[Items from a data source]
-- Start --

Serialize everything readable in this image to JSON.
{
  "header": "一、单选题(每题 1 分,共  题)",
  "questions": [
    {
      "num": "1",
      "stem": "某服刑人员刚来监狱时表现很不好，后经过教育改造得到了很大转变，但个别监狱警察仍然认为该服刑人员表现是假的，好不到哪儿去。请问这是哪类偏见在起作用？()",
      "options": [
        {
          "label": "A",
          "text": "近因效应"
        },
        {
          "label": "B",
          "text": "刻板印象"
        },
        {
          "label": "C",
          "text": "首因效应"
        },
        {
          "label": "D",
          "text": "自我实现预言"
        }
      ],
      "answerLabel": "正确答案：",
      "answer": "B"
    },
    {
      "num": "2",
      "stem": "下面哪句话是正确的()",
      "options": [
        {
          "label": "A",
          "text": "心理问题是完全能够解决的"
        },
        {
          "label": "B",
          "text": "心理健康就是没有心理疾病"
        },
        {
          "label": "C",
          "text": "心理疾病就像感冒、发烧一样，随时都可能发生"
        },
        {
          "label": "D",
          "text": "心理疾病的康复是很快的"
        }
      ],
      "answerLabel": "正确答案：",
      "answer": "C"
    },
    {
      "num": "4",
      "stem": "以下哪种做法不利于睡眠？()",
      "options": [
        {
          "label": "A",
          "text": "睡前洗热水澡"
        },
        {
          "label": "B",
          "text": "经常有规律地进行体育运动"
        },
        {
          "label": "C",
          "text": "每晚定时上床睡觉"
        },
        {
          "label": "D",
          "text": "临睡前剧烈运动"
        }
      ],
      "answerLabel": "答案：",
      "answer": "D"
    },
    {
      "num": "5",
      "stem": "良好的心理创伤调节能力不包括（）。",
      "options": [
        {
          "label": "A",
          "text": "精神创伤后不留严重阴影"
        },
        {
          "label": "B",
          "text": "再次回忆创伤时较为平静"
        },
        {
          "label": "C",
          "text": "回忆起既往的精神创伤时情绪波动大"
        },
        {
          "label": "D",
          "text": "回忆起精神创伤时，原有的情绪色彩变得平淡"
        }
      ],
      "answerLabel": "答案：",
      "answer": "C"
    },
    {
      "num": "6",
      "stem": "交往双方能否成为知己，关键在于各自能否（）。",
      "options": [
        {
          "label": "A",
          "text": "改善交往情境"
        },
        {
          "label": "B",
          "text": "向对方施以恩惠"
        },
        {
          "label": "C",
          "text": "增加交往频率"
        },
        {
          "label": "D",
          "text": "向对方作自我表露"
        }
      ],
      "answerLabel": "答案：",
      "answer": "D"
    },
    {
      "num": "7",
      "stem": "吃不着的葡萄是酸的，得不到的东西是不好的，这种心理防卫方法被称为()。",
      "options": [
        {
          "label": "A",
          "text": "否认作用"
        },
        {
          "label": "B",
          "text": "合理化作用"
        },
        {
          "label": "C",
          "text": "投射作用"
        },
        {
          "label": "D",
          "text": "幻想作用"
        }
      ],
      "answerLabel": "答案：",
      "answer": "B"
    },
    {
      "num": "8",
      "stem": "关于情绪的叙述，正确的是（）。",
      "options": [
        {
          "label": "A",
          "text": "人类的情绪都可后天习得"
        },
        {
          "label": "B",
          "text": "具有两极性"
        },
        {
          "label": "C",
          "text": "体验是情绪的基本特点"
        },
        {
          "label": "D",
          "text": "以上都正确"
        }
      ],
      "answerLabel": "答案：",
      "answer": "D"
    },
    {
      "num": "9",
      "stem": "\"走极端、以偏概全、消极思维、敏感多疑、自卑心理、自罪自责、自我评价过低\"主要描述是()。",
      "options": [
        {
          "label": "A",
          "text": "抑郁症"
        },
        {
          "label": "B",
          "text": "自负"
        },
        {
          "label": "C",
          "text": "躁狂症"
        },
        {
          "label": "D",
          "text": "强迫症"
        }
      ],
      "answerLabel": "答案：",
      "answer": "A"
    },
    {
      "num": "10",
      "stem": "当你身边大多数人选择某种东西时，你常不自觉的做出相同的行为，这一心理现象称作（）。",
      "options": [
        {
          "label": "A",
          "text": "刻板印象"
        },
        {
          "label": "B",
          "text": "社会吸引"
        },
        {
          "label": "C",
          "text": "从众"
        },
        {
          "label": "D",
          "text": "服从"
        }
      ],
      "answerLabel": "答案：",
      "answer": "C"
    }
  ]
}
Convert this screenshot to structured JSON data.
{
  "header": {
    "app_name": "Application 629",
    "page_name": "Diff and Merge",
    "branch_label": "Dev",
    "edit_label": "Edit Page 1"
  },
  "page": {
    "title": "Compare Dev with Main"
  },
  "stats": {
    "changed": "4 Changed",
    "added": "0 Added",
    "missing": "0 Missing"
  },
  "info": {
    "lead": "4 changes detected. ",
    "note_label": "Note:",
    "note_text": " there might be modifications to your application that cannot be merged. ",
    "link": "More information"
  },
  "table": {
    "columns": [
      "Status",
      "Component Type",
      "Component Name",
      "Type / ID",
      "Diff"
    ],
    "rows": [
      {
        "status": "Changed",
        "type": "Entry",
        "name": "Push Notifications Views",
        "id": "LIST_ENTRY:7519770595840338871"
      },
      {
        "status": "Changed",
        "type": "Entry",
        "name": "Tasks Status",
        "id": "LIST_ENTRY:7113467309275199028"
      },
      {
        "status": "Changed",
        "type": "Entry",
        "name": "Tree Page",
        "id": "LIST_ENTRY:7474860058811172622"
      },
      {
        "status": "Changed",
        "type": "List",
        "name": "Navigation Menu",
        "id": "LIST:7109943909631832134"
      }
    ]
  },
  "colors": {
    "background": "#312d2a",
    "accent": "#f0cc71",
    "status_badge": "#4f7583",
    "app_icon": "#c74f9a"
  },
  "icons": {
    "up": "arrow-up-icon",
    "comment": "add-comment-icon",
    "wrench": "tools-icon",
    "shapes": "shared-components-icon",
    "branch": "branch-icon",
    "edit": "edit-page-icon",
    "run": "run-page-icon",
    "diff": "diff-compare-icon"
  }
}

-- End --

**STATED GOAL**
Extract the complete set of records unchanged.

**RESULT BELOW**
Serialize everything readable in this image to JSON.
{
  "header": "一、单选题(每题 1 分,共  题)",
  "questions": [
    {
      "num": "1",
      "stem": "某服刑人员刚来监狱时表现很不好，后经过教育改造得到了很大转变，但个别监狱警察仍然认为该服刑人员表现是假的，好不到哪儿去。请问这是哪类偏见在起作用？()",
      "options": [
        {
          "label": "A",
          "text": "近因效应"
        },
        {
          "label": "B",
          "text": "刻板印象"
        },
        {
          "label": "C",
          "text": "首因效应"
        },
        {
          "label": "D",
          "text": "自我实现预言"
        }
      ],
      "answerLabel": "正确答案：",
      "answer": "B"
    },
    {
      "num": "2",
      "stem": "下面哪句话是正确的()",
      "options": [
        {
          "label": "A",
          "text": "心理问题是完全能够解决的"
        },
        {
          "label": "B",
          "text": "心理健康就是没有心理疾病"
        },
        {
          "label": "C",
          "text": "心理疾病就像感冒、发烧一样，随时都可能发生"
        },
        {
          "label": "D",
          "text": "心理疾病的康复是很快的"
        }
      ],
      "answerLabel": "正确答案：",
      "answer": "C"
    },
    {
      "num": "4",
      "stem": "以下哪种做法不利于睡眠？()",
      "options": [
        {
          "label": "A",
          "text": "睡前洗热水澡"
        },
        {
          "label": "B",
          "text": "经常有规律地进行体育运动"
        },
        {
          "label": "C",
          "text": "每晚定时上床睡觉"
        },
        {
          "label": "D",
          "text": "临睡前剧烈运动"
        }
      ],
      "answerLabel": "答案：",
      "answer": "D"
    },
    {
      "num": "5",
      "stem": "良好的心理创伤调节能力不包括（）。",
      "options": [
        {
          "label": "A",
          "text": "精神创伤后不留严重阴影"
        },
        {
          "label": "B",
          "text": "再次回忆创伤时较为平静"
        },
        {
          "label": "C",
          "text": "回忆起既往的精神创伤时情绪波动大"
        },
        {
          "label": "D",
          "text": "回忆起精神创伤时，原有的情绪色彩变得平淡"
        }
      ],
      "answerLabel": "答案：",
      "answer": "C"
    },
    {
      "num": "6",
      "stem": "交往双方能否成为知己，关键在于各自能否（）。",
      "options": [
        {
          "label": "A",
          "text": "改善交往情境"
        },
        {
          "label": "B",
          "text": "向对方施以恩惠"
        },
        {
          "label": "C",
          "text": "增加交往频率"
        },
        {
          "label": "D",
          "text": "向对方作自我表露"
        }
      ],
      "answerLabel": "答案：",
      "answer": "D"
    },
    {
      "num": "7",
      "stem": "吃不着的葡萄是酸的，得不到的东西是不好的，这种心理防卫方法被称为()。",
      "options": [
        {
          "label": "A",
          "text": "否认作用"
        },
        {
          "label": "B",
          "text": "合理化作用"
        },
        {
          "label": "C",
          "text": "投射作用"
        },
        {
          "label": "D",
          "text": "幻想作用"
        }
      ],
      "answerLabel": "答案：",
      "answer": "B"
    },
    {
      "num": "8",
      "stem": "关于情绪的叙述，正确的是（）。",
      "options": [
        {
          "label": "A",
          "text": "人类的情绪都可后天习得"
        },
        {
          "label": "B",
          "text": "具有两极性"
        },
        {
          "label": "C",
          "text": "体验是情绪的基本特点"
        },
        {
          "label": "D",
          "text": "以上都正确"
        }
      ],
      "answerLabel": "答案：",
      "answer": "D"
    },
    {
      "num": "9",
      "stem": "\"走极端、以偏概全、消极思维、敏感多疑、自卑心理、自罪自责、自我评价过低\"主要描述是()。",
      "options": [
        {
          "label": "A",
          "text": "抑郁症"
        },
        {
          "label": "B",
          "text": "自负"
        },
        {
          "label": "C",
          "text": "躁狂症"
        },
        {
          "label": "D",
          "text": "强迫症"
        }
      ],
      "answerLabel": "答案：",
      "answer": "A"
    },
    {
      "num": "10",
      "stem": "当你身边大多数人选择某种东西时，你常不自觉的做出相同的行为，这一心理现象称作（）。",
      "options": [
        {
          "label": "A",
          "text": "刻板印象"
        },
        {
          "label": "B",
          "text": "社会吸引"
        },
        {
          "label": "C",
          "text": "从众"
        },
        {
          "label": "D",
          "text": "服从"
        }
      ],
      "answerLabel": "答案：",
      "answer": "C"
    }
  ]
}
Convert this screenshot to structured JSON data.
{
  "header": {
    "app_name": "Application 629",
    "page_name": "Diff and Merge",
    "branch_label": "Dev",
    "edit_label": "Edit Page 1"
  },
  "page": {
    "title": "Compare Dev with Main"
  },
  "stats": {
    "changed": "4 Changed",
    "added": "0 Added",
    "missing": "0 Missing"
  },
  "info": {
    "lead": "4 changes detected. ",
    "note_label": "Note:",
    "note_text": " there might be modifications to your application that cannot be merged. ",
    "link": "More information"
  },
  "table": {
    "columns": [
      "Status",
      "Component Type",
      "Component Name",
      "Type / ID",
      "Diff"
    ],
    "rows": [
      {
        "status": "Changed",
        "type": "Entry",
        "name": "Push Notifications Views",
        "id": "LIST_ENTRY:7519770595840338871"
      },
      {
        "status": "Changed",
        "type": "Entry",
        "name": "Tasks Status",
        "id": "LIST_ENTRY:7113467309275199028"
      },
      {
        "status": "Changed",
        "type": "Entry",
        "name": "Tree Page",
        "id": "LIST_ENTRY:7474860058811172622"
      },
      {
        "status": "Changed",
        "type": "List",
        "name": "Navigation Menu",
        "id": "LIST:7109943909631832134"
      }
    ]
  },
  "colors": {
    "background": "#312d2a",
    "accent": "#f0cc71",
    "status_badge": "#4f7583",
    "app_icon": "#c74f9a"
  },
  "icons": {
    "up": "arrow-up-icon",
    "comment": "add-comment-icon",
    "wrench": "tools-icon",
    "shapes": "shared-components-icon",
    "branch": "branch-icon",
    "edit": "edit-page-icon",
    "run": "run-page-icon",
    "diff": "diff-compare-icon"
  }
}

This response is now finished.